SET EXERCISE: Note how many lines include the word "text", and give that number by itself.

## START

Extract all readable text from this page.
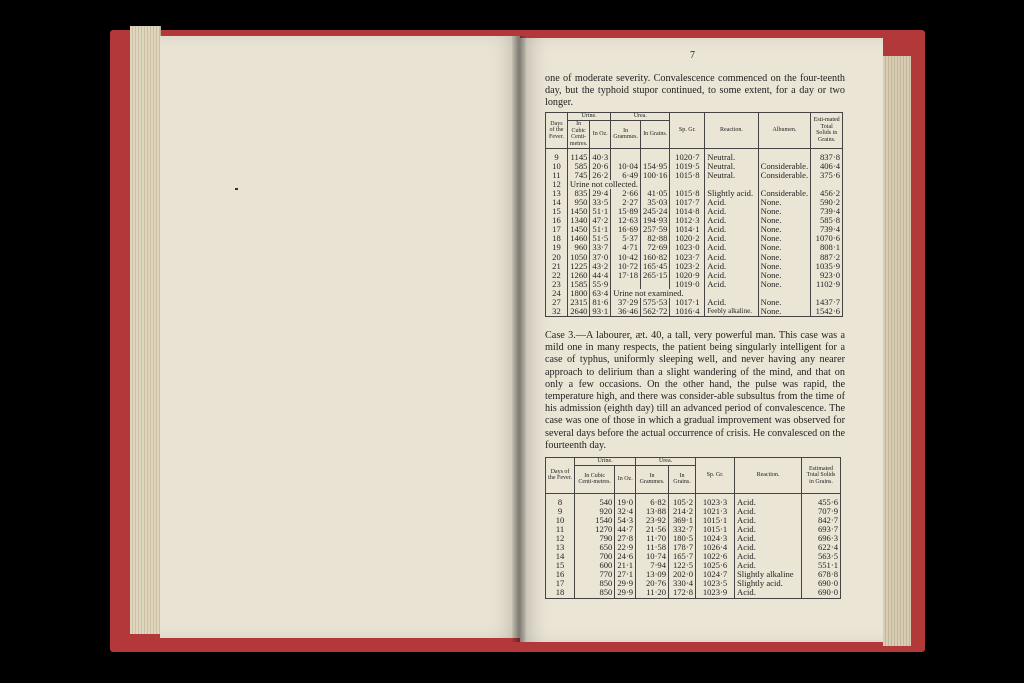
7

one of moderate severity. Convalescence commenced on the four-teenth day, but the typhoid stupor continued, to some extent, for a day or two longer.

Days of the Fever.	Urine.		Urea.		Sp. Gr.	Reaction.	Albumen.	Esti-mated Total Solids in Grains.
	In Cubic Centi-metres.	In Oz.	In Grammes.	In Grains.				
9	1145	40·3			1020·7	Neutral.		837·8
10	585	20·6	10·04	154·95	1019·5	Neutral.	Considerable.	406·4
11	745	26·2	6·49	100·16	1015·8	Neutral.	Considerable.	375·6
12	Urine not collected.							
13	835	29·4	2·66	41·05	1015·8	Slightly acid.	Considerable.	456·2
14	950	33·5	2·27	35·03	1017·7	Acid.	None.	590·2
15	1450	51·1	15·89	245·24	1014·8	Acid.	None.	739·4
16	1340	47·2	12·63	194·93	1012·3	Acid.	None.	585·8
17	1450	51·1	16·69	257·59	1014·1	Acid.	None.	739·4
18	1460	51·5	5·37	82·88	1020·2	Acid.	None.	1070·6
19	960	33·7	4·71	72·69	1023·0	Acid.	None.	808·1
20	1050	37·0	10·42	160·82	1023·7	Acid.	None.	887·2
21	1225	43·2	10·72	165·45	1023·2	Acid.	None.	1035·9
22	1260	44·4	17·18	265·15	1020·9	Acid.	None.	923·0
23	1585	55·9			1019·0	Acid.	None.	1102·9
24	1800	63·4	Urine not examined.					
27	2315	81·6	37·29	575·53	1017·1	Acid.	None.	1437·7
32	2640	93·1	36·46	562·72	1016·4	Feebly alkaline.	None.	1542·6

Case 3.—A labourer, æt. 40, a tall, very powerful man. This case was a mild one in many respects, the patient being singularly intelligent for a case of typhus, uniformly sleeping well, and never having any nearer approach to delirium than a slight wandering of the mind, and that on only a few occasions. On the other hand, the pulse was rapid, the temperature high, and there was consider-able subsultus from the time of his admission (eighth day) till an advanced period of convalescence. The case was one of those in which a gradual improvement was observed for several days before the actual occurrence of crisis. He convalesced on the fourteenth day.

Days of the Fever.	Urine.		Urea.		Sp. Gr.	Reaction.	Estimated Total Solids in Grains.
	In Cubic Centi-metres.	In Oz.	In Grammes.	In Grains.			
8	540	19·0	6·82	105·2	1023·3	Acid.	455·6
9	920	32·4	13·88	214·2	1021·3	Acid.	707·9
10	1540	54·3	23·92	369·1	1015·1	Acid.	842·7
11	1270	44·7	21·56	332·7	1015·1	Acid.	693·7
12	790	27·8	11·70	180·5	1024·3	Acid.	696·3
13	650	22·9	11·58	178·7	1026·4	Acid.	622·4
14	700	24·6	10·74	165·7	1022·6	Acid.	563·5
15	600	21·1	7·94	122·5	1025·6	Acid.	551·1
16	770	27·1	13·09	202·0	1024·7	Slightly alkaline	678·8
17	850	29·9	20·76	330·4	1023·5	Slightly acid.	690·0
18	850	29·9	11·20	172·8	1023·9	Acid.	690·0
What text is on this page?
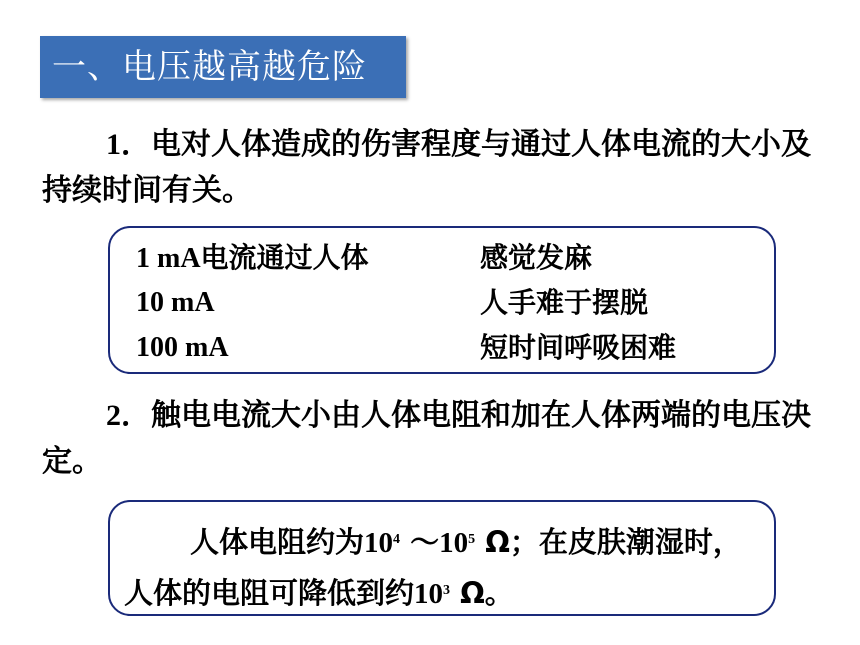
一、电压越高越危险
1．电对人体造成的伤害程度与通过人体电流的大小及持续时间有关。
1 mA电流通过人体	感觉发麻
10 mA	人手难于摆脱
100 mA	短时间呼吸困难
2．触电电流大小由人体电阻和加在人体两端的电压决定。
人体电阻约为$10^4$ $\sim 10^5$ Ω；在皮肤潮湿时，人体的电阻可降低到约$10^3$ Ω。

## END

SOLVED PROBLEM: 2